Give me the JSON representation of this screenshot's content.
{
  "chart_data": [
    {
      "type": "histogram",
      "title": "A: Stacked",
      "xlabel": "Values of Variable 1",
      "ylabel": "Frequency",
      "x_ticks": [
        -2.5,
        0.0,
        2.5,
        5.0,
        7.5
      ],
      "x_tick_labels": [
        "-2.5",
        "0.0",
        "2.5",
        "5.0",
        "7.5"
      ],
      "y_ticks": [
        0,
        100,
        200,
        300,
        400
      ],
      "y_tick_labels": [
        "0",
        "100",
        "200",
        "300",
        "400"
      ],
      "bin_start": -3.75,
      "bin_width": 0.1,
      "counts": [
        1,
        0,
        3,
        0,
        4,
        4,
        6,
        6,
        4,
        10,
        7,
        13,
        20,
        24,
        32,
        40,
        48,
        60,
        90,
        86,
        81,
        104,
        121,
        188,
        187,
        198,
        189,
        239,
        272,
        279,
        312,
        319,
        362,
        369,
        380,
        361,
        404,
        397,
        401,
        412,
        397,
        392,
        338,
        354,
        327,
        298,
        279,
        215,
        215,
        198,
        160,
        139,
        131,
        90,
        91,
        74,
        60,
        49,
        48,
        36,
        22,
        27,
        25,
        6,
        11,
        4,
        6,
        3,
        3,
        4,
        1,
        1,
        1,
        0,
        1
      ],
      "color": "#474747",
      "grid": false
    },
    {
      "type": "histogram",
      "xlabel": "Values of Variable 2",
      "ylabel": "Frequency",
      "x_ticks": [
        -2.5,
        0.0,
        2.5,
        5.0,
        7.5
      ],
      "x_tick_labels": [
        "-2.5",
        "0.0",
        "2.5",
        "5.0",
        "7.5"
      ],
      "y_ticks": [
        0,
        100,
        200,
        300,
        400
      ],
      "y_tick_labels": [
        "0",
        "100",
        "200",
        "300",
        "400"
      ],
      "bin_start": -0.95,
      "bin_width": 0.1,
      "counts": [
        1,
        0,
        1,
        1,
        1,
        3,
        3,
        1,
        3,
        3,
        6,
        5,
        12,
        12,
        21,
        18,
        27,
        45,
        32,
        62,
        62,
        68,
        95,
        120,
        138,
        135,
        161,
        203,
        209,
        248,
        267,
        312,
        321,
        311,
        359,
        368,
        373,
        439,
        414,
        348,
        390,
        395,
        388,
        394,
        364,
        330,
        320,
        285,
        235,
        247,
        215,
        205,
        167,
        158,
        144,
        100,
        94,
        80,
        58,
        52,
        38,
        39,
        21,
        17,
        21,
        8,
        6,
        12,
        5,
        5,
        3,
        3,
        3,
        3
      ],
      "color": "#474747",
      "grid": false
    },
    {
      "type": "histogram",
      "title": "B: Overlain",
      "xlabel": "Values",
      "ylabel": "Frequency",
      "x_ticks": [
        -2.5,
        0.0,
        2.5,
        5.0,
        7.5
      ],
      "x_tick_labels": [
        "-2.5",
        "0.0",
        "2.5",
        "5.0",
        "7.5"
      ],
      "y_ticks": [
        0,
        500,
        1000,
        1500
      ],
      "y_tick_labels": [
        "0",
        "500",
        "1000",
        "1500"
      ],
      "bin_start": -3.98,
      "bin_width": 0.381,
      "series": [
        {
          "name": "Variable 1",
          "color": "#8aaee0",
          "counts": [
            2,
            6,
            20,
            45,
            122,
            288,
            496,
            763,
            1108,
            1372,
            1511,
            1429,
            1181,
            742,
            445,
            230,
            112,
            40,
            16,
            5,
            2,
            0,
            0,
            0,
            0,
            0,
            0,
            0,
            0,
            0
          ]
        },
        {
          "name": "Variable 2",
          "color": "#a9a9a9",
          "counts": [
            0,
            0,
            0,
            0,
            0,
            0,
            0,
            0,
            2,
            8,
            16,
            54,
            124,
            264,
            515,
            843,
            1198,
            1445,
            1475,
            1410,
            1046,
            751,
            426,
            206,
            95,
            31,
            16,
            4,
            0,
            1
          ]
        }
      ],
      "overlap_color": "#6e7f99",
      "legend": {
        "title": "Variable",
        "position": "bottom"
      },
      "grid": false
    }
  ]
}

·····

Out of the preceding entries, pull every line containing the string "Values".

      "xlabel": "Values of Variable 1",
      "xlabel": "Values of Variable 2",
      "xlabel": "Values",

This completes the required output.